▸ **STATED EXERCISE**:
Read the listing below and copy out every line that holds "Sistema".

▸ **INPUT DATA**:
______________________________

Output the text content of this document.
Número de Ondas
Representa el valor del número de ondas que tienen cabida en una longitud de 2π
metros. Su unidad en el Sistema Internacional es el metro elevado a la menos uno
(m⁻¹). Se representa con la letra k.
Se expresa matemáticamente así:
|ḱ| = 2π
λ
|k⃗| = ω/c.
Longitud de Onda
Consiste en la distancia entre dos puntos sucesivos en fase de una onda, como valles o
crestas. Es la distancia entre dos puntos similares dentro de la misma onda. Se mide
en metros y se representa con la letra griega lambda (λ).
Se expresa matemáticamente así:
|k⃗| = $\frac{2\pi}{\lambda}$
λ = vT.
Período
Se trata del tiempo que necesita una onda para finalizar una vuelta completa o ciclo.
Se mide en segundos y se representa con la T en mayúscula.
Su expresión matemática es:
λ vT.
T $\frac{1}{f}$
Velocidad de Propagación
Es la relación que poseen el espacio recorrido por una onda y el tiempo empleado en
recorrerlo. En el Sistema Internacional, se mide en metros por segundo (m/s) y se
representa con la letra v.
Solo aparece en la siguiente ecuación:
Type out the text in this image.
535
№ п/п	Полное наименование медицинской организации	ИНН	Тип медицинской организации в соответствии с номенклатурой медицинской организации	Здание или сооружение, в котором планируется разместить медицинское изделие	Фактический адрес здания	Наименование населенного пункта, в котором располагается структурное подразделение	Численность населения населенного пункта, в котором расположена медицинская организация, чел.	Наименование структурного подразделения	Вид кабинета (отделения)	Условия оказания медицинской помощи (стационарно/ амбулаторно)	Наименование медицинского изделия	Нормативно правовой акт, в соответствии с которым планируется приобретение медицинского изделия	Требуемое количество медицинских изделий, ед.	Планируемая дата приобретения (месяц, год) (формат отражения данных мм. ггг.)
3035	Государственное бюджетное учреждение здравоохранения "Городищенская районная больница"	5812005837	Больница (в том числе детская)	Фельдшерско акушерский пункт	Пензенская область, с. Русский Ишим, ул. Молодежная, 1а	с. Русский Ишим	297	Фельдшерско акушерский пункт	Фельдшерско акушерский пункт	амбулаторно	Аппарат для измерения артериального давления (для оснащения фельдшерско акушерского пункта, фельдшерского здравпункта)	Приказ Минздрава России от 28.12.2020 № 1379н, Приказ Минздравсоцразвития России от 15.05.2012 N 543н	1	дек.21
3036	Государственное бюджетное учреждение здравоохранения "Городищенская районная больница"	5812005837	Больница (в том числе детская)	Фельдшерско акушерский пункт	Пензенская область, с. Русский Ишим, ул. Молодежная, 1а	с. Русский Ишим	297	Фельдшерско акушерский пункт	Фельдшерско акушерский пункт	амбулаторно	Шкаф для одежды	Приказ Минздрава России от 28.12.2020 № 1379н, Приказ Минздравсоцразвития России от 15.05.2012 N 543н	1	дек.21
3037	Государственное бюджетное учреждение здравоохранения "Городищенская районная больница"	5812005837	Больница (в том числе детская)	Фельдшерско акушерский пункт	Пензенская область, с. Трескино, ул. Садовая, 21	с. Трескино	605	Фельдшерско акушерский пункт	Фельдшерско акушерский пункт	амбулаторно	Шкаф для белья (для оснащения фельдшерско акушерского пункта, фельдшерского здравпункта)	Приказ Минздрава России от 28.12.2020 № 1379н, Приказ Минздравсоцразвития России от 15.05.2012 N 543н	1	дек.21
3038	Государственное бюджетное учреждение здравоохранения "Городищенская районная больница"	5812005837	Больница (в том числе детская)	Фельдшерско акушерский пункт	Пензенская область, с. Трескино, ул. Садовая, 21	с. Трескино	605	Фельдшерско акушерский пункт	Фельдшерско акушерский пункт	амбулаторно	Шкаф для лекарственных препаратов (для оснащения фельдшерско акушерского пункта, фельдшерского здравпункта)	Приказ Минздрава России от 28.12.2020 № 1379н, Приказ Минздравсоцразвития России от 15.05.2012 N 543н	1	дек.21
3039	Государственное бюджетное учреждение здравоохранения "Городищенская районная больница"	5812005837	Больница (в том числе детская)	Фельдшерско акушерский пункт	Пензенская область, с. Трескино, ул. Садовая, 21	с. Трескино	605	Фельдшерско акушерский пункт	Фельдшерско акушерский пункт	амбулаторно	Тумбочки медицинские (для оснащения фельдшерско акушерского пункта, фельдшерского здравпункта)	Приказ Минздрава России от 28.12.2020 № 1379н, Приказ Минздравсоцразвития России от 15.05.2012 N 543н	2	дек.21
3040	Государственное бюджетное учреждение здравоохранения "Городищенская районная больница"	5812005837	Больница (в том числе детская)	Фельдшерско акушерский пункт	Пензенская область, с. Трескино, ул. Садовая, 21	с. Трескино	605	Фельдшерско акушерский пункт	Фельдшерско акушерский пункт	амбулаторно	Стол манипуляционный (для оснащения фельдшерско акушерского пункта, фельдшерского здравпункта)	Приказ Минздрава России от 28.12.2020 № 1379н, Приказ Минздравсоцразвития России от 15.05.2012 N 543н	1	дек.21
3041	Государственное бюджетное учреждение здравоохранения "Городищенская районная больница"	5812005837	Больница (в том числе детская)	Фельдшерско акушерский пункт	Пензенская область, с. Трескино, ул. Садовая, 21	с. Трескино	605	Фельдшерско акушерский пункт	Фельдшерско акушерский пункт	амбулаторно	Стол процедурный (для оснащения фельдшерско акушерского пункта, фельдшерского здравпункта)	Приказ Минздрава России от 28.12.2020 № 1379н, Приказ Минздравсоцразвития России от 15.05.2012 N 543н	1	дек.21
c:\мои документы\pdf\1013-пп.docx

______________________________

▸ **CORRECT RESULT**:
metros. Su unidad en el Sistema Internacional es el metro elevado a la menos uno
recorrerlo. En el Sistema Internacional, se mide en metros por segundo (m/s) y se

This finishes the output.